> **Required work**
Leave the pictures out, and retype all of the material exactly as written.

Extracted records
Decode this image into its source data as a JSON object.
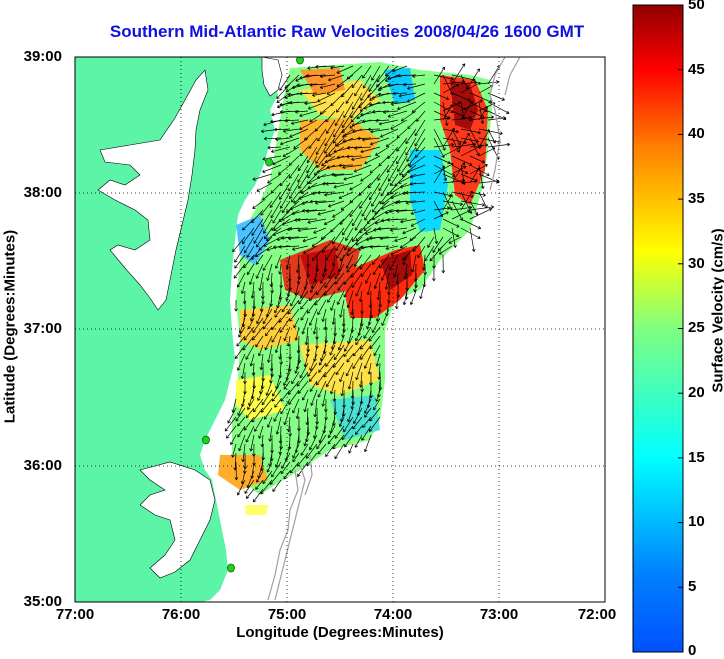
{
  "title": "Southern Mid-Atlantic Raw Velocities 2008/04/26 1600 GMT",
  "xlabel": "Longitude (Degrees:Minutes)",
  "ylabel": "Latitude (Degrees:Minutes)",
  "x_ticks": [
    "77:00",
    "76:00",
    "75:00",
    "74:00",
    "73:00",
    "72:00"
  ],
  "y_ticks": [
    "39:00",
    "38:00",
    "37:00",
    "36:00",
    "35:00"
  ],
  "colorbar": {
    "label": "Surface Velocity (cm/s)",
    "ticks": [
      "50",
      "45",
      "40",
      "35",
      "30",
      "25",
      "20",
      "15",
      "10",
      "5",
      "0"
    ],
    "min": 0,
    "max": 50,
    "colormap": "jet"
  },
  "map": {
    "lon_range": [
      -77,
      -72
    ],
    "lat_range": [
      35,
      39
    ],
    "land_color": "#5cf5a8",
    "grid_style": "dotted",
    "station_color": "#22cc22"
  }
}
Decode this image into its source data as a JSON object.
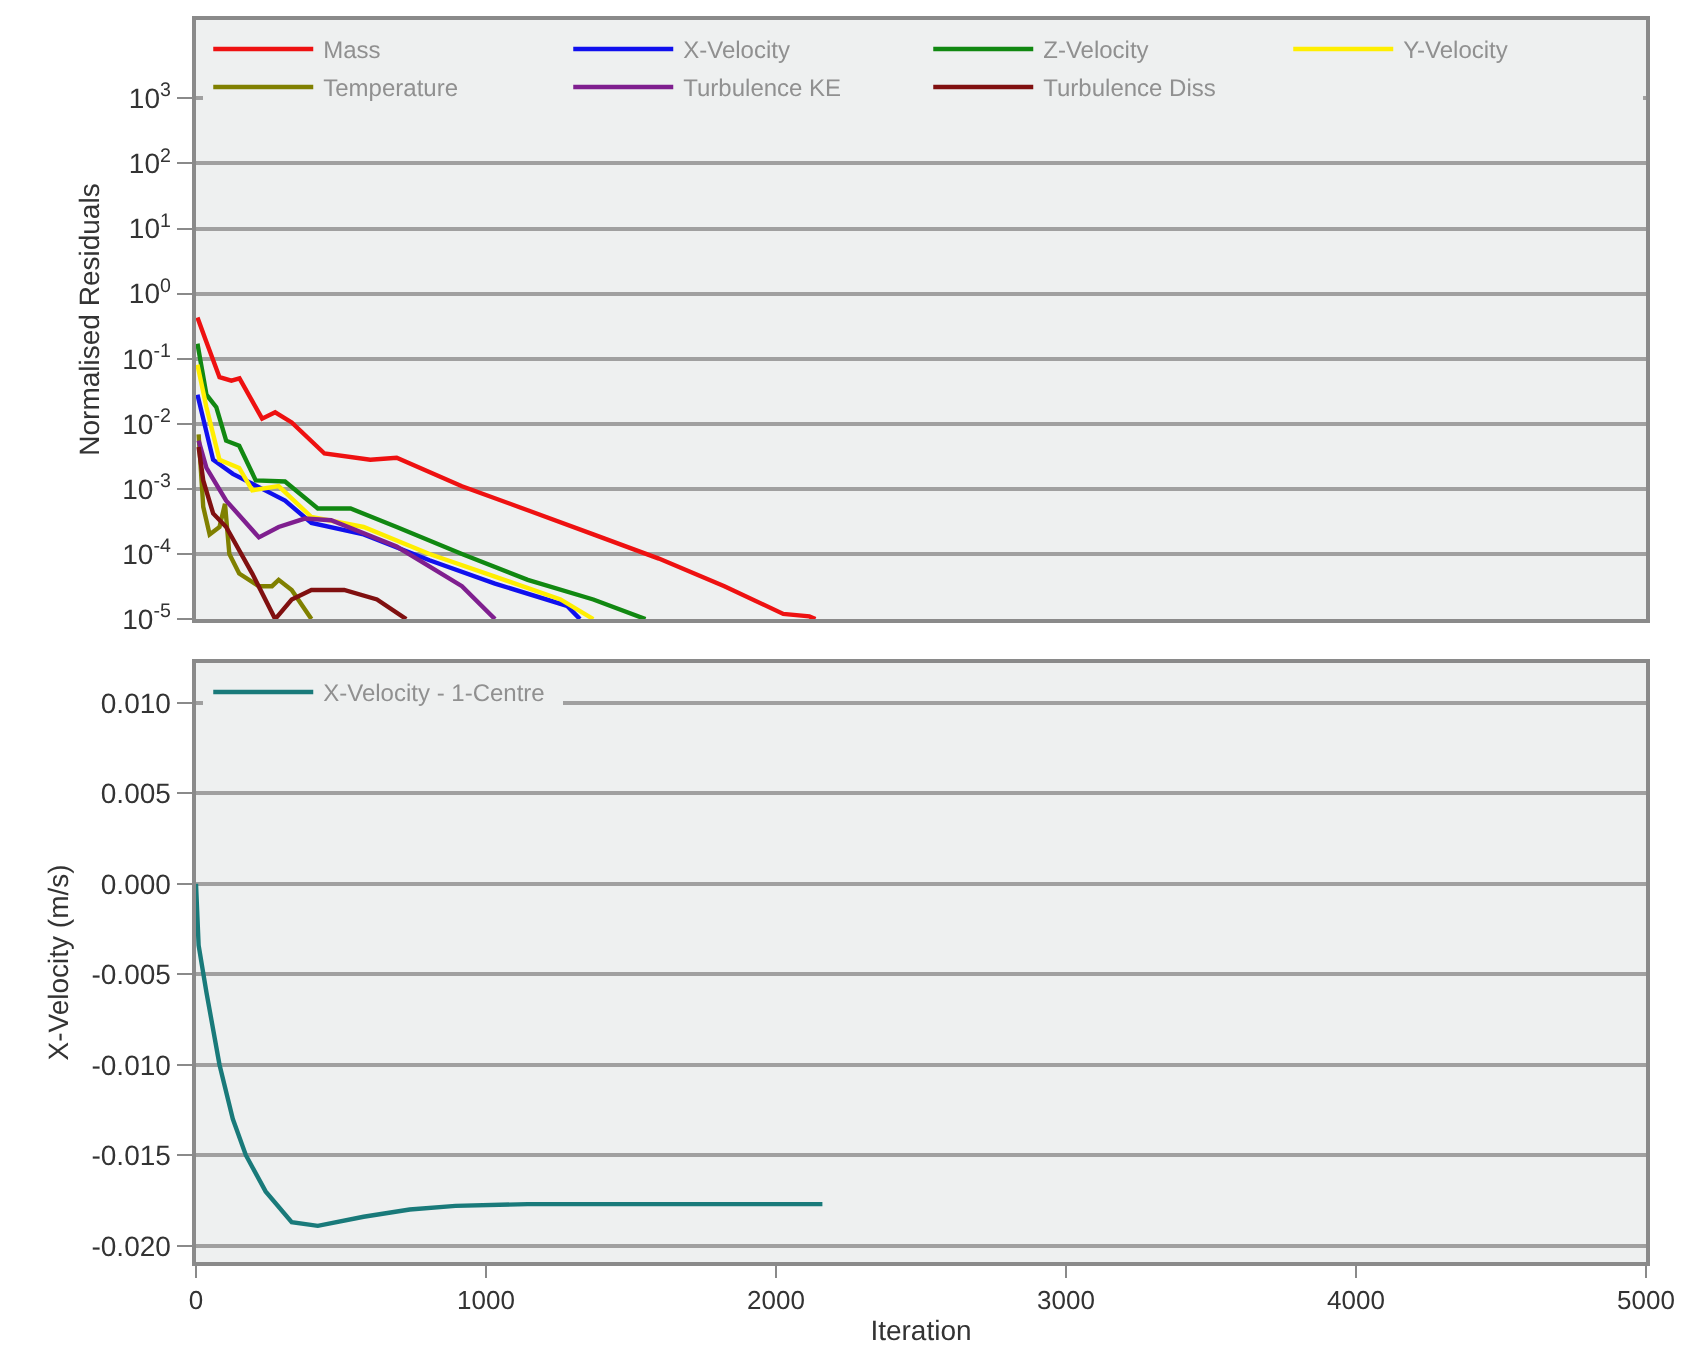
{
  "chart_data": [
    {
      "type": "line",
      "ylabel": "Normalised Residuals",
      "log": "y",
      "grid": "y",
      "legend": "top left",
      "tick_labels": "y",
      "marker": "none",
      "line_style": "solid",
      "xlim": [
        0,
        5000
      ],
      "ylim": [
        1e-05,
        16000
      ],
      "yticks": [
        {
          "value": 1000,
          "label": "10$^{3}$"
        },
        {
          "value": 100,
          "label": "10$^{2}$"
        },
        {
          "value": 10,
          "label": "10$^{1}$"
        },
        {
          "value": 1,
          "label": "10$^{0}$"
        },
        {
          "value": 0.1,
          "label": "10$^{-1}$"
        },
        {
          "value": 0.01,
          "label": "10$^{-2}$"
        },
        {
          "value": 0.001,
          "label": "10$^{-3}$"
        },
        {
          "value": 0.0001,
          "label": "10$^{-4}$"
        },
        {
          "value": 1e-05,
          "label": "10$^{-5}$"
        }
      ],
      "series": [
        {
          "name": "Mass",
          "color": "#ee1111",
          "x": [
            5,
            34,
            81,
            122,
            150,
            228,
            273,
            330,
            443,
            601,
            692,
            917,
            1144,
            1370,
            1596,
            1822,
            2025,
            2115,
            2136
          ],
          "values": [
            0.43,
            0.19,
            0.052,
            0.046,
            0.05,
            0.012,
            0.015,
            0.0105,
            0.0035,
            0.0028,
            0.003,
            0.0011,
            0.00047,
            0.0002,
            8.5e-05,
            3.2e-05,
            1.2e-05,
            1.1e-05,
            1e-05
          ]
        },
        {
          "name": "X-Velocity",
          "color": "#1010ee",
          "x": [
            5,
            59,
            127,
            194,
            307,
            398,
            578,
            805,
            1031,
            1279,
            1324
          ],
          "values": [
            0.028,
            0.0028,
            0.0017,
            0.0012,
            0.00066,
            0.0003,
            0.0002,
            8e-05,
            3.5e-05,
            1.6e-05,
            1e-05
          ]
        },
        {
          "name": "Z-Velocity",
          "color": "#118811",
          "x": [
            5,
            36,
            70,
            104,
            149,
            206,
            307,
            420,
            533,
            692,
            917,
            1144,
            1370,
            1550
          ],
          "values": [
            0.17,
            0.028,
            0.018,
            0.0055,
            0.0046,
            0.00135,
            0.0013,
            0.0005,
            0.0005,
            0.00026,
            0.0001,
            4e-05,
            2e-05,
            1e-05
          ]
        },
        {
          "name": "Y-Velocity",
          "color": "#ffee00",
          "x": [
            5,
            36,
            81,
            149,
            194,
            285,
            398,
            578,
            805,
            1031,
            1257,
            1370
          ],
          "values": [
            0.081,
            0.018,
            0.0028,
            0.0021,
            0.00095,
            0.0011,
            0.00037,
            0.00026,
            0.0001,
            4.5e-05,
            2e-05,
            1e-05
          ]
        },
        {
          "name": "Temperature",
          "color": "#808000",
          "x": [
            9,
            25,
            47,
            81,
            100,
            115,
            149,
            217,
            262,
            285,
            330,
            398
          ],
          "values": [
            0.0069,
            0.00053,
            0.0002,
            0.00026,
            0.00059,
            0.0001,
            5e-05,
            3.2e-05,
            3.2e-05,
            4e-05,
            2.8e-05,
            1e-05
          ]
        },
        {
          "name": "Turbulence KE",
          "color": "#7f1f8f",
          "x": [
            9,
            36,
            104,
            217,
            285,
            375,
            466,
            692,
            917,
            1031
          ],
          "values": [
            0.0055,
            0.0021,
            0.00066,
            0.00018,
            0.00026,
            0.00035,
            0.00033,
            0.00013,
            3.2e-05,
            1e-05
          ]
        },
        {
          "name": "Turbulence Diss",
          "color": "#801010",
          "x": [
            9,
            25,
            59,
            104,
            194,
            273,
            330,
            398,
            511,
            624,
            725
          ],
          "values": [
            0.0044,
            0.00135,
            0.00042,
            0.00026,
            5e-05,
            1e-05,
            2e-05,
            2.8e-05,
            2.8e-05,
            2e-05,
            1e-05
          ]
        }
      ]
    },
    {
      "type": "line",
      "xlabel": "Iteration",
      "ylabel": "X-Velocity (m/s)",
      "grid": "y",
      "legend": "top left",
      "marker": "none",
      "line_style": "solid",
      "xlim": [
        0,
        5000
      ],
      "ylim": [
        -0.0209,
        0.0122
      ],
      "xticks": [
        0,
        1000,
        2000,
        3000,
        4000,
        5000
      ],
      "yticks": [
        {
          "value": 0.01,
          "label": "0.010"
        },
        {
          "value": 0.005,
          "label": "0.005"
        },
        {
          "value": 0,
          "label": "0.000"
        },
        {
          "value": -0.005,
          "label": "-0.005"
        },
        {
          "value": -0.01,
          "label": "-0.010"
        },
        {
          "value": -0.015,
          "label": "-0.015"
        },
        {
          "value": -0.02,
          "label": "-0.020"
        }
      ],
      "series": [
        {
          "name": "X-Velocity - 1-Centre",
          "color": "#197a7a",
          "x": [
            0,
            9,
            36,
            81,
            127,
            172,
            240,
            330,
            420,
            578,
            737,
            895,
            1144,
            2160
          ],
          "values": [
            0.0,
            -0.0034,
            -0.006,
            -0.01,
            -0.013,
            -0.015,
            -0.017,
            -0.0187,
            -0.0189,
            -0.0184,
            -0.018,
            -0.0178,
            -0.0177,
            -0.0177
          ]
        }
      ]
    }
  ]
}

> **Right answer**
Decode this image into its source data as a JSON object.
{
  "title": "Southern Mid-Atlantic Raw Velocities 2008/04/26 1600 GMT",
  "xlabel": "Longitude (Degrees:Minutes)",
  "ylabel": "Latitude (Degrees:Minutes)",
  "x_ticks": [
    "77:00",
    "76:00",
    "75:00",
    "74:00",
    "73:00",
    "72:00"
  ],
  "y_ticks": [
    "39:00",
    "38:00",
    "37:00",
    "36:00",
    "35:00"
  ],
  "colorbar": {
    "label": "Surface Velocity (cm/s)",
    "ticks": [
      "50",
      "45",
      "40",
      "35",
      "30",
      "25",
      "20",
      "15",
      "10",
      "5",
      "0"
    ],
    "min": 0,
    "max": 50,
    "colormap": "jet"
  },
  "map": {
    "lon_range": [
      -77,
      -72
    ],
    "lat_range": [
      35,
      39
    ],
    "land_color": "#5cf5a8",
    "grid_style": "dotted",
    "station_color": "#22cc22"
  }
}
Decode this image into its source data as a JSON object.
{
  "chart_data": [
    {
      "type": "line",
      "ylabel": "Normalised Residuals",
      "log": "y",
      "grid": "y",
      "legend": "top left",
      "tick_labels": "y",
      "marker": "none",
      "line_style": "solid",
      "xlim": [
        0,
        5000
      ],
      "ylim": [
        1e-05,
        16000
      ],
      "yticks": [
        {
          "value": 1000,
          "label": "10$^{3}$"
        },
        {
          "value": 100,
          "label": "10$^{2}$"
        },
        {
          "value": 10,
          "label": "10$^{1}$"
        },
        {
          "value": 1,
          "label": "10$^{0}$"
        },
        {
          "value": 0.1,
          "label": "10$^{-1}$"
        },
        {
          "value": 0.01,
          "label": "10$^{-2}$"
        },
        {
          "value": 0.001,
          "label": "10$^{-3}$"
        },
        {
          "value": 0.0001,
          "label": "10$^{-4}$"
        },
        {
          "value": 1e-05,
          "label": "10$^{-5}$"
        }
      ],
      "series": [
        {
          "name": "Mass",
          "color": "#ee1111",
          "x": [
            5,
            34,
            81,
            122,
            150,
            228,
            273,
            330,
            443,
            601,
            692,
            917,
            1144,
            1370,
            1596,
            1822,
            2025,
            2115,
            2136
          ],
          "values": [
            0.43,
            0.19,
            0.052,
            0.046,
            0.05,
            0.012,
            0.015,
            0.0105,
            0.0035,
            0.0028,
            0.003,
            0.0011,
            0.00047,
            0.0002,
            8.5e-05,
            3.2e-05,
            1.2e-05,
            1.1e-05,
            1e-05
          ]
        },
        {
          "name": "X-Velocity",
          "color": "#1010ee",
          "x": [
            5,
            59,
            127,
            194,
            307,
            398,
            578,
            805,
            1031,
            1279,
            1324
          ],
          "values": [
            0.028,
            0.0028,
            0.0017,
            0.0012,
            0.00066,
            0.0003,
            0.0002,
            8e-05,
            3.5e-05,
            1.6e-05,
            1e-05
          ]
        },
        {
          "name": "Z-Velocity",
          "color": "#118811",
          "x": [
            5,
            36,
            70,
            104,
            149,
            206,
            307,
            420,
            533,
            692,
            917,
            1144,
            1370,
            1550
          ],
          "values": [
            0.17,
            0.028,
            0.018,
            0.0055,
            0.0046,
            0.00135,
            0.0013,
            0.0005,
            0.0005,
            0.00026,
            0.0001,
            4e-05,
            2e-05,
            1e-05
          ]
        },
        {
          "name": "Y-Velocity",
          "color": "#ffee00",
          "x": [
            5,
            36,
            81,
            149,
            194,
            285,
            398,
            578,
            805,
            1031,
            1257,
            1370
          ],
          "values": [
            0.081,
            0.018,
            0.0028,
            0.0021,
            0.00095,
            0.0011,
            0.00037,
            0.00026,
            0.0001,
            4.5e-05,
            2e-05,
            1e-05
          ]
        },
        {
          "name": "Temperature",
          "color": "#808000",
          "x": [
            9,
            25,
            47,
            81,
            100,
            115,
            149,
            217,
            262,
            285,
            330,
            398
          ],
          "values": [
            0.0069,
            0.00053,
            0.0002,
            0.00026,
            0.00059,
            0.0001,
            5e-05,
            3.2e-05,
            3.2e-05,
            4e-05,
            2.8e-05,
            1e-05
          ]
        },
        {
          "name": "Turbulence KE",
          "color": "#7f1f8f",
          "x": [
            9,
            36,
            104,
            217,
            285,
            375,
            466,
            692,
            917,
            1031
          ],
          "values": [
            0.0055,
            0.0021,
            0.00066,
            0.00018,
            0.00026,
            0.00035,
            0.00033,
            0.00013,
            3.2e-05,
            1e-05
          ]
        },
        {
          "name": "Turbulence Diss",
          "color": "#801010",
          "x": [
            9,
            25,
            59,
            104,
            194,
            273,
            330,
            398,
            511,
            624,
            725
          ],
          "values": [
            0.0044,
            0.00135,
            0.00042,
            0.00026,
            5e-05,
            1e-05,
            2e-05,
            2.8e-05,
            2.8e-05,
            2e-05,
            1e-05
          ]
        }
      ]
    },
    {
      "type": "line",
      "xlabel": "Iteration",
      "ylabel": "X-Velocity (m/s)",
      "grid": "y",
      "legend": "top left",
      "marker": "none",
      "line_style": "solid",
      "xlim": [
        0,
        5000
      ],
      "ylim": [
        -0.0209,
        0.0122
      ],
      "xticks": [
        0,
        1000,
        2000,
        3000,
        4000,
        5000
      ],
      "yticks": [
        {
          "value": 0.01,
          "label": "0.010"
        },
        {
          "value": 0.005,
          "label": "0.005"
        },
        {
          "value": 0,
          "label": "0.000"
        },
        {
          "value": -0.005,
          "label": "-0.005"
        },
        {
          "value": -0.01,
          "label": "-0.010"
        },
        {
          "value": -0.015,
          "label": "-0.015"
        },
        {
          "value": -0.02,
          "label": "-0.020"
        }
      ],
      "series": [
        {
          "name": "X-Velocity - 1-Centre",
          "color": "#197a7a",
          "x": [
            0,
            9,
            36,
            81,
            127,
            172,
            240,
            330,
            420,
            578,
            737,
            895,
            1144,
            2160
          ],
          "values": [
            0.0,
            -0.0034,
            -0.006,
            -0.01,
            -0.013,
            -0.015,
            -0.017,
            -0.0187,
            -0.0189,
            -0.0184,
            -0.018,
            -0.0178,
            -0.0177,
            -0.0177
          ]
        }
      ]
    }
  ]
}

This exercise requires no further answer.